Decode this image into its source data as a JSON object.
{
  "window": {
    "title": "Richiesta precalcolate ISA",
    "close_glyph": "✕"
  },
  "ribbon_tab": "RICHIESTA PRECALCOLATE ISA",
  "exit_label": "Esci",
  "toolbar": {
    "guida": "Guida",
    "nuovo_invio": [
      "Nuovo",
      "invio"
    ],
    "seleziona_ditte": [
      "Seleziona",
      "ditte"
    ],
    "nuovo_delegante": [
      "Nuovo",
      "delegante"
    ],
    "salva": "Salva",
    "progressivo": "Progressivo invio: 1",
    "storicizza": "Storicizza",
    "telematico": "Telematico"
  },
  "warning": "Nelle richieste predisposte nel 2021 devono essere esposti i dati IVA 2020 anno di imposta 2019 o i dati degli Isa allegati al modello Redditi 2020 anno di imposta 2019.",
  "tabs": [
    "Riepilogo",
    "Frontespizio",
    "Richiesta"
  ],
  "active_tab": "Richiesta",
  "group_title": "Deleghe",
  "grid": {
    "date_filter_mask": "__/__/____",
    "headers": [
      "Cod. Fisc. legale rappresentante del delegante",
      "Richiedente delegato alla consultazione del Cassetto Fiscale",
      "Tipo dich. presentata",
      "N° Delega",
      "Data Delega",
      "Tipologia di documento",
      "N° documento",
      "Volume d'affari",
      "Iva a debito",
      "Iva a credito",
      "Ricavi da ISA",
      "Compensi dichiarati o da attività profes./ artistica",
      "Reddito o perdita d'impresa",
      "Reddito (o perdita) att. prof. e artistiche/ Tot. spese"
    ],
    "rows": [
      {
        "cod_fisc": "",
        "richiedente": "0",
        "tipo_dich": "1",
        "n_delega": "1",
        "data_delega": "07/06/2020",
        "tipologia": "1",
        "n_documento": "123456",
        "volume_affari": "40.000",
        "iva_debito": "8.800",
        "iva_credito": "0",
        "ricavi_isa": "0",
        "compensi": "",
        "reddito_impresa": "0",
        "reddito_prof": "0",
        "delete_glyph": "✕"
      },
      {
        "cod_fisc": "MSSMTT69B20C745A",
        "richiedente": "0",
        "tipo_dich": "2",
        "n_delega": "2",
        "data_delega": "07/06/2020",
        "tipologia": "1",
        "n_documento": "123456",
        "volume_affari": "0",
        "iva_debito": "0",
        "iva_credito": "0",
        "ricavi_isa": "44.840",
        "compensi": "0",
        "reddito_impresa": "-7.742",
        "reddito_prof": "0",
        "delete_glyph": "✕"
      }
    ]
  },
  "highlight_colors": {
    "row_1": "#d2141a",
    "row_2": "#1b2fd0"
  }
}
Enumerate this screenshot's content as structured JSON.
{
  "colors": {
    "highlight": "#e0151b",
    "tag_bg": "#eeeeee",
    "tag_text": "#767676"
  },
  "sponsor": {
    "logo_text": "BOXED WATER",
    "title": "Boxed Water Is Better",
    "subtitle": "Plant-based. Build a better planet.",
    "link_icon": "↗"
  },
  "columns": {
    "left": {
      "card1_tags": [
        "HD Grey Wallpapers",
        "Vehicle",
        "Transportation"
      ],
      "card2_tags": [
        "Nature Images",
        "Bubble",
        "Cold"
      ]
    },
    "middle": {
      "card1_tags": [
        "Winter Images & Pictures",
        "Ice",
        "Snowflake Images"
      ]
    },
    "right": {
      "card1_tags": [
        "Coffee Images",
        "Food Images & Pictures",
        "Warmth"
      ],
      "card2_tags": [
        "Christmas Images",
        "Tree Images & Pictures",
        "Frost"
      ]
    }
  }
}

**********

(Written task): Reproduce all of the data exactly as given.

(Result):
Decode this image into its source data as a JSON object.
{
  "window": {
    "title": "Richiesta precalcolate ISA",
    "close_glyph": "✕"
  },
  "ribbon_tab": "RICHIESTA PRECALCOLATE ISA",
  "exit_label": "Esci",
  "toolbar": {
    "guida": "Guida",
    "nuovo_invio": [
      "Nuovo",
      "invio"
    ],
    "seleziona_ditte": [
      "Seleziona",
      "ditte"
    ],
    "nuovo_delegante": [
      "Nuovo",
      "delegante"
    ],
    "salva": "Salva",
    "progressivo": "Progressivo invio: 1",
    "storicizza": "Storicizza",
    "telematico": "Telematico"
  },
  "warning": "Nelle richieste predisposte nel 2021 devono essere esposti i dati IVA 2020 anno di imposta 2019 o i dati degli Isa allegati al modello Redditi 2020 anno di imposta 2019.",
  "tabs": [
    "Riepilogo",
    "Frontespizio",
    "Richiesta"
  ],
  "active_tab": "Richiesta",
  "group_title": "Deleghe",
  "grid": {
    "date_filter_mask": "__/__/____",
    "headers": [
      "Cod. Fisc. legale rappresentante del delegante",
      "Richiedente delegato alla consultazione del Cassetto Fiscale",
      "Tipo dich. presentata",
      "N° Delega",
      "Data Delega",
      "Tipologia di documento",
      "N° documento",
      "Volume d'affari",
      "Iva a debito",
      "Iva a credito",
      "Ricavi da ISA",
      "Compensi dichiarati o da attività profes./ artistica",
      "Reddito o perdita d'impresa",
      "Reddito (o perdita) att. prof. e artistiche/ Tot. spese"
    ],
    "rows": [
      {
        "cod_fisc": "",
        "richiedente": "0",
        "tipo_dich": "1",
        "n_delega": "1",
        "data_delega": "07/06/2020",
        "tipologia": "1",
        "n_documento": "123456",
        "volume_affari": "40.000",
        "iva_debito": "8.800",
        "iva_credito": "0",
        "ricavi_isa": "0",
        "compensi": "",
        "reddito_impresa": "0",
        "reddito_prof": "0",
        "delete_glyph": "✕"
      },
      {
        "cod_fisc": "MSSMTT69B20C745A",
        "richiedente": "0",
        "tipo_dich": "2",
        "n_delega": "2",
        "data_delega": "07/06/2020",
        "tipologia": "1",
        "n_documento": "123456",
        "volume_affari": "0",
        "iva_debito": "0",
        "iva_credito": "0",
        "ricavi_isa": "44.840",
        "compensi": "0",
        "reddito_impresa": "-7.742",
        "reddito_prof": "0",
        "delete_glyph": "✕"
      }
    ]
  },
  "highlight_colors": {
    "row_1": "#d2141a",
    "row_2": "#1b2fd0"
  }
}
Enumerate this screenshot's content as structured JSON.
{
  "colors": {
    "highlight": "#e0151b",
    "tag_bg": "#eeeeee",
    "tag_text": "#767676"
  },
  "sponsor": {
    "logo_text": "BOXED WATER",
    "title": "Boxed Water Is Better",
    "subtitle": "Plant-based. Build a better planet.",
    "link_icon": "↗"
  },
  "columns": {
    "left": {
      "card1_tags": [
        "HD Grey Wallpapers",
        "Vehicle",
        "Transportation"
      ],
      "card2_tags": [
        "Nature Images",
        "Bubble",
        "Cold"
      ]
    },
    "middle": {
      "card1_tags": [
        "Winter Images & Pictures",
        "Ice",
        "Snowflake Images"
      ]
    },
    "right": {
      "card1_tags": [
        "Coffee Images",
        "Food Images & Pictures",
        "Warmth"
      ],
      "card2_tags": [
        "Christmas Images",
        "Tree Images & Pictures",
        "Frost"
      ]
    }
  }
}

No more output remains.